= The problem =
Pull every line containing the word "content" from the records.

»»

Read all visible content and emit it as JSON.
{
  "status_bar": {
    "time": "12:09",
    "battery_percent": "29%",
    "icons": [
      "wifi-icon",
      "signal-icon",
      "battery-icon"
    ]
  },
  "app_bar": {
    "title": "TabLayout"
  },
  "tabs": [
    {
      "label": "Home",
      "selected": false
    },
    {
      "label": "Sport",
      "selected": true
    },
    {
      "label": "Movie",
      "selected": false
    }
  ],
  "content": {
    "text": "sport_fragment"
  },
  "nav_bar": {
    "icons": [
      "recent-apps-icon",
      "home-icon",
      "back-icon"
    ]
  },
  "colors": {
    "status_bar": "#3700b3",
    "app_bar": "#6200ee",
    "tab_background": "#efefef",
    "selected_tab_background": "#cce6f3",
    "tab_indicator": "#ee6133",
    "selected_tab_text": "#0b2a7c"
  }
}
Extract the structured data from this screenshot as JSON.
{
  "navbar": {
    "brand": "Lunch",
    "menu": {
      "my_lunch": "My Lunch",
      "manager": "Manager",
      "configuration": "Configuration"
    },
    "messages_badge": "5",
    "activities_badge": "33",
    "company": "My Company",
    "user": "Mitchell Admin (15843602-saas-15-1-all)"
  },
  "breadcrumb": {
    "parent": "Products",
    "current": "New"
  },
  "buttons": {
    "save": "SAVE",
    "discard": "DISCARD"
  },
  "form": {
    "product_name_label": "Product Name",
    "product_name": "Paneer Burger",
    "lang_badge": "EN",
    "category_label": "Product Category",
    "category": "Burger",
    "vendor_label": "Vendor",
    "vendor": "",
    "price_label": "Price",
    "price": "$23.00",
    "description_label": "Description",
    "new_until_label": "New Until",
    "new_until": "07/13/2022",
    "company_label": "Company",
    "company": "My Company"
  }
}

««

= Response below =
Read all visible content and emit it as JSON.
  "content": {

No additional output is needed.